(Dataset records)
•••
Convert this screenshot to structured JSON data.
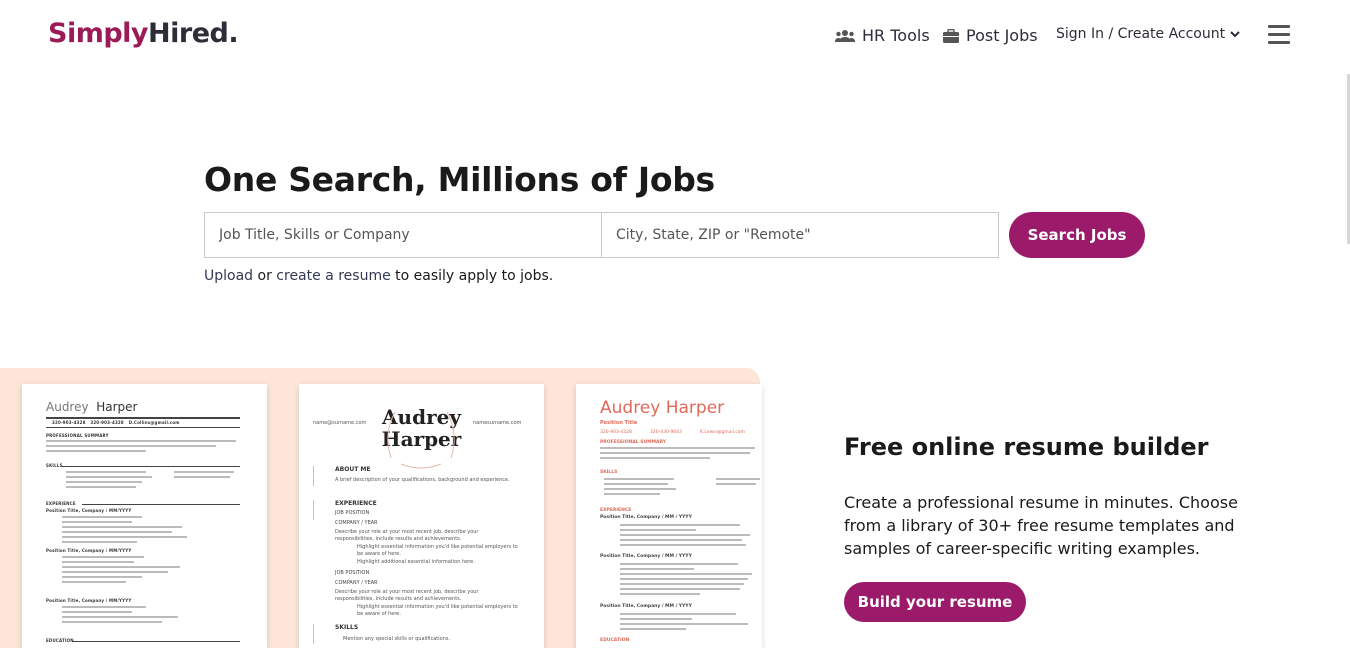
{
  "header": {
    "logo_simply": "Simply",
    "logo_hired": "Hired",
    "logo_dot": ".",
    "hr_tools": "HR Tools",
    "post_jobs": "Post Jobs",
    "sign_in": "Sign In / Create Account",
    "icons": {
      "hr_tools": "users-icon",
      "post_jobs": "briefcase-icon",
      "account": "chevron-down-icon",
      "menu": "hamburger-menu-icon"
    }
  },
  "hero": {
    "title": "One Search, Millions of Jobs",
    "what_placeholder": "Job Title, Skills or Company",
    "where_placeholder": "City, State, ZIP or \"Remote\"",
    "search_button": "Search Jobs",
    "upload_link": "Upload",
    "or_text": " or ",
    "create_link": "create a resume",
    "tail_text": " to easily apply to jobs."
  },
  "resume_section": {
    "title": "Free online resume builder",
    "text": "Create a professional resume in minutes. Choose from a library of 30+ free resume templates and samples of career-specific writing examples.",
    "button": "Build your resume"
  },
  "resume_samples": {
    "card1": {
      "name_first": "Audrey",
      "name_last": "Harper",
      "phone1": "320-903-4328",
      "phone2": "320-903-4328",
      "email": "D.Collins@gmail.com",
      "sec_summary": "PROFESSIONAL SUMMARY",
      "sec_skills": "SKILLS",
      "sec_experience": "EXPERIENCE",
      "position": "Position Title, Company / MM/YYYY",
      "sec_education": "EDUCATION"
    },
    "card2": {
      "name_line1": "Audrey",
      "name_line2": "Harper",
      "email": "name@surname.com",
      "web": "namesurname.com",
      "about_me": "ABOUT ME",
      "about_text": "A brief description of your qualifications, background and experience.",
      "experience": "EXPERIENCE",
      "job_position": "JOB POSITION",
      "company_year": "COMPANY / YEAR",
      "role_text": "Describe your role at your most recent job, describe your responsibilities, include results and achievements.",
      "bullet1": "Highlight essential information you'd like potential employers to be aware of here.",
      "bullet2": "Highlight additional essential information here.",
      "skills": "SKILLS",
      "skills_bullet": "Mention any special skills or qualifications."
    },
    "card3": {
      "name": "Audrey Harper",
      "position": "Position Title",
      "phone1": "320-903-4328",
      "phone2": "320-430-9643",
      "email": "K.Lewis@gmail.com",
      "sec_summary": "PROFESSIONAL SUMMARY",
      "sec_skills": "SKILLS",
      "sec_experience": "EXPERIENCE",
      "position_line": "Position Title, Company / MM / YYYY",
      "sec_education": "EDUCATION"
    }
  },
  "colors": {
    "brand": "#9b1b6a",
    "logo_simply": "#9b1b58",
    "resume_bg": "#fde6d8",
    "card3_accent": "#e06a5a"
  }
}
•••
* [Exercise requirements]
Repeat all of the data above word for word, minus the pictures.

* [Written solution]
Convert this screenshot to structured JSON data.
{
  "header": {
    "logo_simply": "Simply",
    "logo_hired": "Hired",
    "logo_dot": ".",
    "hr_tools": "HR Tools",
    "post_jobs": "Post Jobs",
    "sign_in": "Sign In / Create Account",
    "icons": {
      "hr_tools": "users-icon",
      "post_jobs": "briefcase-icon",
      "account": "chevron-down-icon",
      "menu": "hamburger-menu-icon"
    }
  },
  "hero": {
    "title": "One Search, Millions of Jobs",
    "what_placeholder": "Job Title, Skills or Company",
    "where_placeholder": "City, State, ZIP or \"Remote\"",
    "search_button": "Search Jobs",
    "upload_link": "Upload",
    "or_text": " or ",
    "create_link": "create a resume",
    "tail_text": " to easily apply to jobs."
  },
  "resume_section": {
    "title": "Free online resume builder",
    "text": "Create a professional resume in minutes. Choose from a library of 30+ free resume templates and samples of career-specific writing examples.",
    "button": "Build your resume"
  },
  "resume_samples": {
    "card1": {
      "name_first": "Audrey",
      "name_last": "Harper",
      "phone1": "320-903-4328",
      "phone2": "320-903-4328",
      "email": "D.Collins@gmail.com",
      "sec_summary": "PROFESSIONAL SUMMARY",
      "sec_skills": "SKILLS",
      "sec_experience": "EXPERIENCE",
      "position": "Position Title, Company / MM/YYYY",
      "sec_education": "EDUCATION"
    },
    "card2": {
      "name_line1": "Audrey",
      "name_line2": "Harper",
      "email": "name@surname.com",
      "web": "namesurname.com",
      "about_me": "ABOUT ME",
      "about_text": "A brief description of your qualifications, background and experience.",
      "experience": "EXPERIENCE",
      "job_position": "JOB POSITION",
      "company_year": "COMPANY / YEAR",
      "role_text": "Describe your role at your most recent job, describe your responsibilities, include results and achievements.",
      "bullet1": "Highlight essential information you'd like potential employers to be aware of here.",
      "bullet2": "Highlight additional essential information here.",
      "skills": "SKILLS",
      "skills_bullet": "Mention any special skills or qualifications."
    },
    "card3": {
      "name": "Audrey Harper",
      "position": "Position Title",
      "phone1": "320-903-4328",
      "phone2": "320-430-9643",
      "email": "K.Lewis@gmail.com",
      "sec_summary": "PROFESSIONAL SUMMARY",
      "sec_skills": "SKILLS",
      "sec_experience": "EXPERIENCE",
      "position_line": "Position Title, Company / MM / YYYY",
      "sec_education": "EDUCATION"
    }
  },
  "colors": {
    "brand": "#9b1b6a",
    "logo_simply": "#9b1b58",
    "resume_bg": "#fde6d8",
    "card3_accent": "#e06a5a"
  }
}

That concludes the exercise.